**Extracted information:**
_ _ _ _ _

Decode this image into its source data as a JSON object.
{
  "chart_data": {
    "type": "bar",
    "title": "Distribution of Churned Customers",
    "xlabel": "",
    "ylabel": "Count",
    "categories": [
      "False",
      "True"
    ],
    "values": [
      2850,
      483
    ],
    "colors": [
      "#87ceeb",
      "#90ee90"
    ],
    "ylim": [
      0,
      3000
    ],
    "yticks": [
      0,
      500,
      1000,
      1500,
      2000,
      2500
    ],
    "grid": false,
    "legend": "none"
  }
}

_ _ _ _ _

**Written instruction:**
Copy the material above verbatim.

**Answer for this exercise:**
Decode this image into its source data as a JSON object.
{
  "chart_data": {
    "type": "bar",
    "title": "Distribution of Churned Customers",
    "xlabel": "",
    "ylabel": "Count",
    "categories": [
      "False",
      "True"
    ],
    "values": [
      2850,
      483
    ],
    "colors": [
      "#87ceeb",
      "#90ee90"
    ],
    "ylim": [
      0,
      3000
    ],
    "yticks": [
      0,
      500,
      1000,
      1500,
      2000,
      2500
    ],
    "grid": false,
    "legend": "none"
  }
}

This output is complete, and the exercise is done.